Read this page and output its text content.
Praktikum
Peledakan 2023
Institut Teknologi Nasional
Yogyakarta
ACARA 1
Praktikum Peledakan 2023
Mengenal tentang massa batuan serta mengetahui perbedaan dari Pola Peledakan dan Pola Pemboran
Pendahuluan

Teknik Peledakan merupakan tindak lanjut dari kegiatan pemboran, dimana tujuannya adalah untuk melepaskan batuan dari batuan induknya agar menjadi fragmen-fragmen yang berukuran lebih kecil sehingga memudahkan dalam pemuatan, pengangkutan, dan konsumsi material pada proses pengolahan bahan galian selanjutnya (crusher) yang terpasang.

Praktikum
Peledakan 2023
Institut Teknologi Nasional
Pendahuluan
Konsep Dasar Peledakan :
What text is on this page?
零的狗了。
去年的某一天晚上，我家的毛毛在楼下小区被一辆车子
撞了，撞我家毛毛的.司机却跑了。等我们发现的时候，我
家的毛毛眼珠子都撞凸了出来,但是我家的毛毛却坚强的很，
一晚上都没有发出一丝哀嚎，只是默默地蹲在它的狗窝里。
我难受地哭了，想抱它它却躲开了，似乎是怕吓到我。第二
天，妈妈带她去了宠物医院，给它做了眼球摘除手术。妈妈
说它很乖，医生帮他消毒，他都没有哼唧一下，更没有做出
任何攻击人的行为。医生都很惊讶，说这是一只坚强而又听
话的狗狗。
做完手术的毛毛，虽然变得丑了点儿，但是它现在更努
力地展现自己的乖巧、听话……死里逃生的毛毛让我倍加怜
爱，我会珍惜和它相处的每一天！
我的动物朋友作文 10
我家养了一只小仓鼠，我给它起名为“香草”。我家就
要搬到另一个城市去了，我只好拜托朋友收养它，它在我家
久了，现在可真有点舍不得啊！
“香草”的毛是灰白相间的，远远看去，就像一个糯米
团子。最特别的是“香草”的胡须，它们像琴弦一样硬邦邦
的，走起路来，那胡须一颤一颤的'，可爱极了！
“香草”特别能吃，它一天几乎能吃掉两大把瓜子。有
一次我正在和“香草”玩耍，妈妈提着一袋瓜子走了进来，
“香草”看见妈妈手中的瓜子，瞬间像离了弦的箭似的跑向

•••••

Goal -> Set down the listing above in full, please, exactly as it appears.

Reply ->
Read this page and output its text content.
Praktikum
Peledakan 2023
Institut Teknologi Nasional
Yogyakarta
ACARA 1
Praktikum Peledakan 2023
Mengenal tentang massa batuan serta mengetahui perbedaan dari Pola Peledakan dan Pola Pemboran
Pendahuluan

Teknik Peledakan merupakan tindak lanjut dari kegiatan pemboran, dimana tujuannya adalah untuk melepaskan batuan dari batuan induknya agar menjadi fragmen-fragmen yang berukuran lebih kecil sehingga memudahkan dalam pemuatan, pengangkutan, dan konsumsi material pada proses pengolahan bahan galian selanjutnya (crusher) yang terpasang.

Praktikum
Peledakan 2023
Institut Teknologi Nasional
Pendahuluan
Konsep Dasar Peledakan :
What text is on this page?
零的狗了。
去年的某一天晚上，我家的毛毛在楼下小区被一辆车子
撞了，撞我家毛毛的.司机却跑了。等我们发现的时候，我
家的毛毛眼珠子都撞凸了出来,但是我家的毛毛却坚强的很，
一晚上都没有发出一丝哀嚎，只是默默地蹲在它的狗窝里。
我难受地哭了，想抱它它却躲开了，似乎是怕吓到我。第二
天，妈妈带她去了宠物医院，给它做了眼球摘除手术。妈妈
说它很乖，医生帮他消毒，他都没有哼唧一下，更没有做出
任何攻击人的行为。医生都很惊讶，说这是一只坚强而又听
话的狗狗。
做完手术的毛毛，虽然变得丑了点儿，但是它现在更努
力地展现自己的乖巧、听话……死里逃生的毛毛让我倍加怜
爱，我会珍惜和它相处的每一天！
我的动物朋友作文 10
我家养了一只小仓鼠，我给它起名为“香草”。我家就
要搬到另一个城市去了，我只好拜托朋友收养它，它在我家
久了，现在可真有点舍不得啊！
“香草”的毛是灰白相间的，远远看去，就像一个糯米
团子。最特别的是“香草”的胡须，它们像琴弦一样硬邦邦
的，走起路来，那胡须一颤一颤的'，可爱极了！
“香草”特别能吃，它一天几乎能吃掉两大把瓜子。有
一次我正在和“香草”玩耍，妈妈提着一袋瓜子走了进来，
“香草”看见妈妈手中的瓜子，瞬间像离了弦的箭似的跑向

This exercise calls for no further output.